What you have to do
Look through the lines below and extract any with the word "EDINBURGH".

Data in this exercise
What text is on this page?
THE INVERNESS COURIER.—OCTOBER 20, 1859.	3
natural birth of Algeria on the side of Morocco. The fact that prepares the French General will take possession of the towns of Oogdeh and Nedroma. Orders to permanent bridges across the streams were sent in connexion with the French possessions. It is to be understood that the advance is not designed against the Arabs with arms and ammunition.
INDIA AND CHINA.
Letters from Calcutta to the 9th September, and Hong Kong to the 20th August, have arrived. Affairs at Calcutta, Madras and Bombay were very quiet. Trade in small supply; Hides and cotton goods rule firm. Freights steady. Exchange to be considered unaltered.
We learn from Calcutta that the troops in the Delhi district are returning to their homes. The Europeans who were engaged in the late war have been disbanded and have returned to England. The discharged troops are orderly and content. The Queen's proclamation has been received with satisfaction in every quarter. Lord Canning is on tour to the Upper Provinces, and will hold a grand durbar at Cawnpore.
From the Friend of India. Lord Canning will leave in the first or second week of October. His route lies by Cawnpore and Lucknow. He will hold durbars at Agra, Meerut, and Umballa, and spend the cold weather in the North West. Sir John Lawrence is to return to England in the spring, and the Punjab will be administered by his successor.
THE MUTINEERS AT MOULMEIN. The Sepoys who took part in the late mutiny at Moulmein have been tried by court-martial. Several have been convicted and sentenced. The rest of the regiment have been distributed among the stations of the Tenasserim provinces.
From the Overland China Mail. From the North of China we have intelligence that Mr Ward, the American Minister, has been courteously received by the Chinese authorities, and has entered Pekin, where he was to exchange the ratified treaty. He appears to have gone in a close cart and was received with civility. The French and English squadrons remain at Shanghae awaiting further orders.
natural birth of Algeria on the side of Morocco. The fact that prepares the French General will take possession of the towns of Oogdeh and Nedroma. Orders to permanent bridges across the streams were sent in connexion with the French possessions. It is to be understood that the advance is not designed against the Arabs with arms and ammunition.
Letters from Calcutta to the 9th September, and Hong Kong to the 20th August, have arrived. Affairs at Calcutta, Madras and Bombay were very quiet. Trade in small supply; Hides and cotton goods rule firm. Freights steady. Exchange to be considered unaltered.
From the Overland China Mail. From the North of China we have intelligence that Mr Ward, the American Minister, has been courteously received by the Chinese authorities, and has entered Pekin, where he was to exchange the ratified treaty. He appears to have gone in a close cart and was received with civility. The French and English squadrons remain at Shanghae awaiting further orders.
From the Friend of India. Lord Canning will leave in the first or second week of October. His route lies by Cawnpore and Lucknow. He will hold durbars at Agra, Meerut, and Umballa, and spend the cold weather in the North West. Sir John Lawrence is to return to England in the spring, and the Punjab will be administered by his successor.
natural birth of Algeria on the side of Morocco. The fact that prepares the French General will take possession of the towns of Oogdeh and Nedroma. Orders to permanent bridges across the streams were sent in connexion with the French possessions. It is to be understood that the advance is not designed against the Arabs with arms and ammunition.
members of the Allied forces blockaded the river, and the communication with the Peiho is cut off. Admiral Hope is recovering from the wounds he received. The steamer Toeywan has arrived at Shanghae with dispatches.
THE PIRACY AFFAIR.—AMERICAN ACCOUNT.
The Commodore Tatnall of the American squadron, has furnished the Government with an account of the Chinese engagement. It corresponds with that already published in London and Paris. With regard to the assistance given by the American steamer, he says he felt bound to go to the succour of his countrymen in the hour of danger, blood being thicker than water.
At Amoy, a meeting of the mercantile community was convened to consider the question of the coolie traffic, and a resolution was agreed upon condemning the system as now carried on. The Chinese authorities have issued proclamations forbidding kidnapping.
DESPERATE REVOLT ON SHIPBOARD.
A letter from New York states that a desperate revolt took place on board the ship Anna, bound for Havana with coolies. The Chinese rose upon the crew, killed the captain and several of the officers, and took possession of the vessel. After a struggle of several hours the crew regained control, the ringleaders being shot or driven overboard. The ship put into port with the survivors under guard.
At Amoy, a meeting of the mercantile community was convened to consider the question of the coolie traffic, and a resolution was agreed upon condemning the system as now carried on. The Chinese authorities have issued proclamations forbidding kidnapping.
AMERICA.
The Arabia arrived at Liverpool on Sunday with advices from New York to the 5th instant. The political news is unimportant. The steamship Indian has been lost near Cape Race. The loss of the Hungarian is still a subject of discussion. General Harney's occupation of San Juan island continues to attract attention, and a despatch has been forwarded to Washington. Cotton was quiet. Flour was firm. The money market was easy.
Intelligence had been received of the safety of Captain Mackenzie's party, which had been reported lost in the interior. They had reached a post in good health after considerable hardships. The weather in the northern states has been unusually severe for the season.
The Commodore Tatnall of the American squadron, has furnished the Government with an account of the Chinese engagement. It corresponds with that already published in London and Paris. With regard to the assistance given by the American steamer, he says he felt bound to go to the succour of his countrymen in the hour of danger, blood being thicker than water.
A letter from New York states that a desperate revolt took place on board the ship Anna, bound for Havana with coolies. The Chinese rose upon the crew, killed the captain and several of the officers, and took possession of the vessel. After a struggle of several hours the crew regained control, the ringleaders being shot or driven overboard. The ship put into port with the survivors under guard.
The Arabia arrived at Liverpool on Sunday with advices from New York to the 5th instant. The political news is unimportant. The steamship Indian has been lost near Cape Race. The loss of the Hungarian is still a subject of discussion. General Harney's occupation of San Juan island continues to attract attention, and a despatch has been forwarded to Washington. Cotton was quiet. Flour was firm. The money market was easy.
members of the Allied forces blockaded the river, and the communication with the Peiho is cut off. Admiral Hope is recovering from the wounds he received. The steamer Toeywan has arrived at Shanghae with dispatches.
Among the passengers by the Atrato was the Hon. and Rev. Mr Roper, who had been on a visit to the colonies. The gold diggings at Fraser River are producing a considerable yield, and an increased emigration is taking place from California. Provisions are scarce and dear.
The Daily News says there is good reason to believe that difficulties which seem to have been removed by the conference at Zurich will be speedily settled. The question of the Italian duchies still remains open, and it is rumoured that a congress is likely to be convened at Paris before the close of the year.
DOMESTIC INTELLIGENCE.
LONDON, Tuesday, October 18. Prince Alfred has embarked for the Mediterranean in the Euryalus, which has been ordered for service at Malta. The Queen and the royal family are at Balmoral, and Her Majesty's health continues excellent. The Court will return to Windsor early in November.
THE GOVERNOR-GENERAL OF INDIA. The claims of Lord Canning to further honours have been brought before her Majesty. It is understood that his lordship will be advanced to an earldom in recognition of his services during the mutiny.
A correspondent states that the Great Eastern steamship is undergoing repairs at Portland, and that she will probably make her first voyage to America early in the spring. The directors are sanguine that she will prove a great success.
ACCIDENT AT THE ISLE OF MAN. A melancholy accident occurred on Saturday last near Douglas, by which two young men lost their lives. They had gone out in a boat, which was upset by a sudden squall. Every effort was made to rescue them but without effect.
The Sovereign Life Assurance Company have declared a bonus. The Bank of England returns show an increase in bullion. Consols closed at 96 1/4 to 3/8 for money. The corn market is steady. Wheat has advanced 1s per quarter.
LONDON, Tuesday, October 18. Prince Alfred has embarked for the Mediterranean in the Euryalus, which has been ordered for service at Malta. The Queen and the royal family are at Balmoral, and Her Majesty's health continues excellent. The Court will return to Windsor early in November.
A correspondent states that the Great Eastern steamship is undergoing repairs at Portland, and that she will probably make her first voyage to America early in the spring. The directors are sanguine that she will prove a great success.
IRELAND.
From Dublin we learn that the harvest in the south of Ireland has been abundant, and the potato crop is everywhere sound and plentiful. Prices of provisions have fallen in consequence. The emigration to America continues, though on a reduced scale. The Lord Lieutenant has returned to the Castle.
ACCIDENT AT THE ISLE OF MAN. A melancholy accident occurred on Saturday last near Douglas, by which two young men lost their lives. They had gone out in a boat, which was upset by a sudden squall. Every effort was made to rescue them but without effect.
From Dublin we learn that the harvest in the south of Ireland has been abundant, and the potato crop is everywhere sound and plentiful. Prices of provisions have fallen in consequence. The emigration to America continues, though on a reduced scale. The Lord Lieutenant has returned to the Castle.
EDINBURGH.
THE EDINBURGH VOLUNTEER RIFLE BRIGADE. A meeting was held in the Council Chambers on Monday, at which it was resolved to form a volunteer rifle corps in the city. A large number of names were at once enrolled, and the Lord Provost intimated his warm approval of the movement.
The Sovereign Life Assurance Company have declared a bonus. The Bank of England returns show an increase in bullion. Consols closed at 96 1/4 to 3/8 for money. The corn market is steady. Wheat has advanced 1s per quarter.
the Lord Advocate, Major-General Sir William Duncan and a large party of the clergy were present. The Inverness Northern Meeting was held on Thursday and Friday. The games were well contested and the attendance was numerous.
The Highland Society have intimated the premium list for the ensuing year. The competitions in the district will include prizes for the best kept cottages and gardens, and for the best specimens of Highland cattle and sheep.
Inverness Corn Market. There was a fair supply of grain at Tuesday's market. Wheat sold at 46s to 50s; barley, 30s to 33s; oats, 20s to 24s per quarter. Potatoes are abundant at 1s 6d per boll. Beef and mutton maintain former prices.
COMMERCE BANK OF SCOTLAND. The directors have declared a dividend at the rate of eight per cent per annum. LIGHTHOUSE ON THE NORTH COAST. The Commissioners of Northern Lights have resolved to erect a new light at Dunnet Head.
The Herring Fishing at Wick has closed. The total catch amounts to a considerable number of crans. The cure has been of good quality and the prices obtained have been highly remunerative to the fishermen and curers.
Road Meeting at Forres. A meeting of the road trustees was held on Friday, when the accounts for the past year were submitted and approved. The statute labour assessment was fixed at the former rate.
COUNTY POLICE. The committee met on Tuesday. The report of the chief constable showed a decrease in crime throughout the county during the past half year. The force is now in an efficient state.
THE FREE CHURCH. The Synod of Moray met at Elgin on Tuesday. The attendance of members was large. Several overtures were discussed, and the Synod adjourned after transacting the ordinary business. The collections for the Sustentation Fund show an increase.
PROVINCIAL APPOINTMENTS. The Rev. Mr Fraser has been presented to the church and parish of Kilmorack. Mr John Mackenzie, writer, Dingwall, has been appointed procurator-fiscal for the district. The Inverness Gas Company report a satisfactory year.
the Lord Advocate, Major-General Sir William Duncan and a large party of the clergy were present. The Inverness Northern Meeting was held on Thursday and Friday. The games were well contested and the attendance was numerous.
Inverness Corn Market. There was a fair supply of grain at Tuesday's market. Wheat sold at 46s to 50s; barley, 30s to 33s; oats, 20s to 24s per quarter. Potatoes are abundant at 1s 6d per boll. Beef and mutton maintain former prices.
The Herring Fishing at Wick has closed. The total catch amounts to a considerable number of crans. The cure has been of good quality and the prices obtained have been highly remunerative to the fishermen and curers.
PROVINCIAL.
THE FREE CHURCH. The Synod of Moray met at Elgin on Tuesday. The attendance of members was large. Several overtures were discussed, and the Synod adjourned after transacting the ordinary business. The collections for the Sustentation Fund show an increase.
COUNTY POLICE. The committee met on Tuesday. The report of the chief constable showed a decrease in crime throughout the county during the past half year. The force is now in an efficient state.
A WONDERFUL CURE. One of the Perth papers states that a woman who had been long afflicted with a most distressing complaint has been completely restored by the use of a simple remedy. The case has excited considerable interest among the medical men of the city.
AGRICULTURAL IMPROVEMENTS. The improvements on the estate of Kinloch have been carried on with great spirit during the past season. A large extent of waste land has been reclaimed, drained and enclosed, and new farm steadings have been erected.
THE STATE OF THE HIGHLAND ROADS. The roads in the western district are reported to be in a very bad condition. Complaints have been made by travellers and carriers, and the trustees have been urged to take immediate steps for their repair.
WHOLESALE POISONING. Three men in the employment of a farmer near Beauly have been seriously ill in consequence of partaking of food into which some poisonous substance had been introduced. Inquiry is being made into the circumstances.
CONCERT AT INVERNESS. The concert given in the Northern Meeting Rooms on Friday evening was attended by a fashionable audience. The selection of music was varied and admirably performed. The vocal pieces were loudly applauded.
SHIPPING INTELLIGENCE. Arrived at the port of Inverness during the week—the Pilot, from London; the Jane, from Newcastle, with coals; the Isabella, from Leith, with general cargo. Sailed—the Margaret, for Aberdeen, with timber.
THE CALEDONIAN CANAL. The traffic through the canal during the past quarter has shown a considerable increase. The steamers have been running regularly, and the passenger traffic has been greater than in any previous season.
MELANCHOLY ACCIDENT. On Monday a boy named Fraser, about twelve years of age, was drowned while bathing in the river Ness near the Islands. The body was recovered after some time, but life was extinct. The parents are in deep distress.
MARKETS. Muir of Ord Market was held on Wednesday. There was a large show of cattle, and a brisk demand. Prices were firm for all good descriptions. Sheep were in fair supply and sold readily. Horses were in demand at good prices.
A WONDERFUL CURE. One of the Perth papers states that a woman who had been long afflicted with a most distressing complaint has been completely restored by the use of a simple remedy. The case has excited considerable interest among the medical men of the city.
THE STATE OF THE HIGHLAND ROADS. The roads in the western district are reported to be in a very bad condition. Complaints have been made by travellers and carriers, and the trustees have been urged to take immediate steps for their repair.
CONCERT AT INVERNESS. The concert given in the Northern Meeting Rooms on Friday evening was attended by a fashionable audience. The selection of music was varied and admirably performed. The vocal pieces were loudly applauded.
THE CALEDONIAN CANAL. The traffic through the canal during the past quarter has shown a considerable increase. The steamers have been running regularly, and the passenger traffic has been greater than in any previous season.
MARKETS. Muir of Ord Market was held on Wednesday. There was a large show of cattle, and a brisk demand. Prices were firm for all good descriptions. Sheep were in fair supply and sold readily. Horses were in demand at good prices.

Solution
EDINBURGH.
THE EDINBURGH VOLUNTEER RIFLE BRIGADE. A meeting was held in the Council Chambers on Monday, at which it was resolved to form a volunteer rifle corps in the city. A large number of names were at once enrolled, and the Lord Provost intimated his warm approval of the movement.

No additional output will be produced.